◆ **DO THIS**:
Repeat each line word for word.

◆ **RECORDS SUPPLIED**:
%%
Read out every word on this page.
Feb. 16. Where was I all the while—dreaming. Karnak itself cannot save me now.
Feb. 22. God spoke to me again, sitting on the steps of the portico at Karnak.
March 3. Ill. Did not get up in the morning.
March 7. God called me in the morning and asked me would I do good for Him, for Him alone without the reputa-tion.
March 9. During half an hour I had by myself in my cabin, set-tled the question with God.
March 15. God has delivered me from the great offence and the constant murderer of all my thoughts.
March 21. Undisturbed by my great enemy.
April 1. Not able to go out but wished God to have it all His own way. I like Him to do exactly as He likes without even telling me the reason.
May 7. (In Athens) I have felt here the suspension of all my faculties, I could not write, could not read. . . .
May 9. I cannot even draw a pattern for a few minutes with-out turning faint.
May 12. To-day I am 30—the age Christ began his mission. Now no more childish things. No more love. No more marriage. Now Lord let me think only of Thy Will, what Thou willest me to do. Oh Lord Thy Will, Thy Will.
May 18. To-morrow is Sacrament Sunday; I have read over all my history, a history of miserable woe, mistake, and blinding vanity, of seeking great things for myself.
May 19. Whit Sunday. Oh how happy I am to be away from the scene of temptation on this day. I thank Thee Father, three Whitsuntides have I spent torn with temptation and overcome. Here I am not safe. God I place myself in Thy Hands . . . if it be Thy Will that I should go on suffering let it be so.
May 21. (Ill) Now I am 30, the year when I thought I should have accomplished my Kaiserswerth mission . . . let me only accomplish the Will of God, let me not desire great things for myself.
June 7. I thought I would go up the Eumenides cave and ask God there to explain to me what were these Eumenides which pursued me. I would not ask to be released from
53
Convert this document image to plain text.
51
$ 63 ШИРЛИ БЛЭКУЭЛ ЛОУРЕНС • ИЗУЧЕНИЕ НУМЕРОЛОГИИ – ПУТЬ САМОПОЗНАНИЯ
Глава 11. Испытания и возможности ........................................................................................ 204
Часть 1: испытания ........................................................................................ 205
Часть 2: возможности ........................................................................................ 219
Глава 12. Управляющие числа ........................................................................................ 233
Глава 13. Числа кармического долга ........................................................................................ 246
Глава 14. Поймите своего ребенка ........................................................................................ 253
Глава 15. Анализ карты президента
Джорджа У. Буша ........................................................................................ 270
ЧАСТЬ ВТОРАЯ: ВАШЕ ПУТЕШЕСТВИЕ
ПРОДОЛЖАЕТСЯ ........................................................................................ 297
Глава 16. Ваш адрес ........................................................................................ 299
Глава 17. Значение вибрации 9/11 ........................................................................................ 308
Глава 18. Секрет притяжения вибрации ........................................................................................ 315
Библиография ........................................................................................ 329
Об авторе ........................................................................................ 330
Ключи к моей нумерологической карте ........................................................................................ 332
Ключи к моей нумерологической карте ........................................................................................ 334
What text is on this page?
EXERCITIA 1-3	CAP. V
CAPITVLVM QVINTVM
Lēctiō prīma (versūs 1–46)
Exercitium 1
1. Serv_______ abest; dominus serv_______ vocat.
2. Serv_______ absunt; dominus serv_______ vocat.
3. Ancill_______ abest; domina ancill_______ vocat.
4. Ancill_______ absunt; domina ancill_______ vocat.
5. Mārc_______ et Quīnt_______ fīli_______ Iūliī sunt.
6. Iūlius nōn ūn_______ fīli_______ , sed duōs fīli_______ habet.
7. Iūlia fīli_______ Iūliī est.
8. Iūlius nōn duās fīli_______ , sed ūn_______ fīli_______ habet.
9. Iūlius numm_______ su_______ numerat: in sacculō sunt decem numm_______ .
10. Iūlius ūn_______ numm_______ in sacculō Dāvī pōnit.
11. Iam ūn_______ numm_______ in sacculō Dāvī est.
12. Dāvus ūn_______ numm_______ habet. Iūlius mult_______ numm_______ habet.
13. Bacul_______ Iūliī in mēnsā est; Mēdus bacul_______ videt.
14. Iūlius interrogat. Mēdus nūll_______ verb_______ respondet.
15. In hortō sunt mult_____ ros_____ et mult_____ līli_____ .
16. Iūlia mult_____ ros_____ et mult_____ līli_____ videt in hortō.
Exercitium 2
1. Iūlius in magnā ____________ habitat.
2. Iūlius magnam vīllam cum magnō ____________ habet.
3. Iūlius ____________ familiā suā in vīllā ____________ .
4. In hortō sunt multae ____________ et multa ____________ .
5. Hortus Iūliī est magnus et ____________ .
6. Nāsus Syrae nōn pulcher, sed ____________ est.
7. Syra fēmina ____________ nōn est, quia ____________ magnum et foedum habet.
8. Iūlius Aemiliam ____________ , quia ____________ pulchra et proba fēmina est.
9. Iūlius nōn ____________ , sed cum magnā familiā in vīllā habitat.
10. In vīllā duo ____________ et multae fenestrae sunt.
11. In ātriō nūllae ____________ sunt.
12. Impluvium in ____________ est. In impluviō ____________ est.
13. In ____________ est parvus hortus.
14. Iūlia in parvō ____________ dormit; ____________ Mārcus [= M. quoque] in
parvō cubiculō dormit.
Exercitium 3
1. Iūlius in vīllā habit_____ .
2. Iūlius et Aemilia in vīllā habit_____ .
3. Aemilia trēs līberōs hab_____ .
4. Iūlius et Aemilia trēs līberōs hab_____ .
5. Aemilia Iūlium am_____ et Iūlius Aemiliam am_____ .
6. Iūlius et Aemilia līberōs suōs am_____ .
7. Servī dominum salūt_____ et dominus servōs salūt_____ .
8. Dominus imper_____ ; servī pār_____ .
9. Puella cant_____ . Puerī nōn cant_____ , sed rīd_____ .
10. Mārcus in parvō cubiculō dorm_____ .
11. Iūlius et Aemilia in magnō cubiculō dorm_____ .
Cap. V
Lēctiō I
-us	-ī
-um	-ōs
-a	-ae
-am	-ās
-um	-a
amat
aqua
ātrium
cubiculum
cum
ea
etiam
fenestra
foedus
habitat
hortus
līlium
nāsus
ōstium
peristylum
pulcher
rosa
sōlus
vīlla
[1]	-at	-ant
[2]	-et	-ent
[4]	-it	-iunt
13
%%
◆ **TASK SOLUTION**:
Read out every word on this page.
Feb. 16. Where was I all the while—dreaming. Karnak itself cannot save me now.
Feb. 22. God spoke to me again, sitting on the steps of the portico at Karnak.
March 3. Ill. Did not get up in the morning.
March 7. God called me in the morning and asked me would I do good for Him, for Him alone without the reputa-tion.
March 9. During half an hour I had by myself in my cabin, set-tled the question with God.
March 15. God has delivered me from the great offence and the constant murderer of all my thoughts.
March 21. Undisturbed by my great enemy.
April 1. Not able to go out but wished God to have it all His own way. I like Him to do exactly as He likes without even telling me the reason.
May 7. (In Athens) I have felt here the suspension of all my faculties, I could not write, could not read. . . .
May 9. I cannot even draw a pattern for a few minutes with-out turning faint.
May 12. To-day I am 30—the age Christ began his mission. Now no more childish things. No more love. No more marriage. Now Lord let me think only of Thy Will, what Thou willest me to do. Oh Lord Thy Will, Thy Will.
May 18. To-morrow is Sacrament Sunday; I have read over all my history, a history of miserable woe, mistake, and blinding vanity, of seeking great things for myself.
May 19. Whit Sunday. Oh how happy I am to be away from the scene of temptation on this day. I thank Thee Father, three Whitsuntides have I spent torn with temptation and overcome. Here I am not safe. God I place myself in Thy Hands . . . if it be Thy Will that I should go on suffering let it be so.
May 21. (Ill) Now I am 30, the year when I thought I should have accomplished my Kaiserswerth mission . . . let me only accomplish the Will of God, let me not desire great things for myself.
June 7. I thought I would go up the Eumenides cave and ask God there to explain to me what were these Eumenides which pursued me. I would not ask to be released from
53
Convert this document image to plain text.
51
$ 63 ШИРЛИ БЛЭКУЭЛ ЛОУРЕНС • ИЗУЧЕНИЕ НУМЕРОЛОГИИ – ПУТЬ САМОПОЗНАНИЯ
Глава 11. Испытания и возможности ........................................................................................ 204
Часть 1: испытания ........................................................................................ 205
Часть 2: возможности ........................................................................................ 219
Глава 12. Управляющие числа ........................................................................................ 233
Глава 13. Числа кармического долга ........................................................................................ 246
Глава 14. Поймите своего ребенка ........................................................................................ 253
Глава 15. Анализ карты президента
Джорджа У. Буша ........................................................................................ 270
ЧАСТЬ ВТОРАЯ: ВАШЕ ПУТЕШЕСТВИЕ
ПРОДОЛЖАЕТСЯ ........................................................................................ 297
Глава 16. Ваш адрес ........................................................................................ 299
Глава 17. Значение вибрации 9/11 ........................................................................................ 308
Глава 18. Секрет притяжения вибрации ........................................................................................ 315
Библиография ........................................................................................ 329
Об авторе ........................................................................................ 330
Ключи к моей нумерологической карте ........................................................................................ 332
Ключи к моей нумерологической карте ........................................................................................ 334
What text is on this page?
EXERCITIA 1-3	CAP. V
CAPITVLVM QVINTVM
Lēctiō prīma (versūs 1–46)
Exercitium 1
1. Serv_______ abest; dominus serv_______ vocat.
2. Serv_______ absunt; dominus serv_______ vocat.
3. Ancill_______ abest; domina ancill_______ vocat.
4. Ancill_______ absunt; domina ancill_______ vocat.
5. Mārc_______ et Quīnt_______ fīli_______ Iūliī sunt.
6. Iūlius nōn ūn_______ fīli_______ , sed duōs fīli_______ habet.
7. Iūlia fīli_______ Iūliī est.
8. Iūlius nōn duās fīli_______ , sed ūn_______ fīli_______ habet.
9. Iūlius numm_______ su_______ numerat: in sacculō sunt decem numm_______ .
10. Iūlius ūn_______ numm_______ in sacculō Dāvī pōnit.
11. Iam ūn_______ numm_______ in sacculō Dāvī est.
12. Dāvus ūn_______ numm_______ habet. Iūlius mult_______ numm_______ habet.
13. Bacul_______ Iūliī in mēnsā est; Mēdus bacul_______ videt.
14. Iūlius interrogat. Mēdus nūll_______ verb_______ respondet.
15. In hortō sunt mult_____ ros_____ et mult_____ līli_____ .
16. Iūlia mult_____ ros_____ et mult_____ līli_____ videt in hortō.
Exercitium 2
1. Iūlius in magnā ____________ habitat.
2. Iūlius magnam vīllam cum magnō ____________ habet.
3. Iūlius ____________ familiā suā in vīllā ____________ .
4. In hortō sunt multae ____________ et multa ____________ .
5. Hortus Iūliī est magnus et ____________ .
6. Nāsus Syrae nōn pulcher, sed ____________ est.
7. Syra fēmina ____________ nōn est, quia ____________ magnum et foedum habet.
8. Iūlius Aemiliam ____________ , quia ____________ pulchra et proba fēmina est.
9. Iūlius nōn ____________ , sed cum magnā familiā in vīllā habitat.
10. In vīllā duo ____________ et multae fenestrae sunt.
11. In ātriō nūllae ____________ sunt.
12. Impluvium in ____________ est. In impluviō ____________ est.
13. In ____________ est parvus hortus.
14. Iūlia in parvō ____________ dormit; ____________ Mārcus [= M. quoque] in
parvō cubiculō dormit.
Exercitium 3
1. Iūlius in vīllā habit_____ .
2. Iūlius et Aemilia in vīllā habit_____ .
3. Aemilia trēs līberōs hab_____ .
4. Iūlius et Aemilia trēs līberōs hab_____ .
5. Aemilia Iūlium am_____ et Iūlius Aemiliam am_____ .
6. Iūlius et Aemilia līberōs suōs am_____ .
7. Servī dominum salūt_____ et dominus servōs salūt_____ .
8. Dominus imper_____ ; servī pār_____ .
9. Puella cant_____ . Puerī nōn cant_____ , sed rīd_____ .
10. Mārcus in parvō cubiculō dorm_____ .
11. Iūlius et Aemilia in magnō cubiculō dorm_____ .
Cap. V
Lēctiō I
-us	-ī
-um	-ōs
-a	-ae
-am	-ās
-um	-a
amat
aqua
ātrium
cubiculum
cum
ea
etiam
fenestra
foedus
habitat
hortus
līlium
nāsus
ōstium
peristylum
pulcher
rosa
sōlus
vīlla
[1]	-at	-ant
[2]	-et	-ent
[4]	-it	-iunt
13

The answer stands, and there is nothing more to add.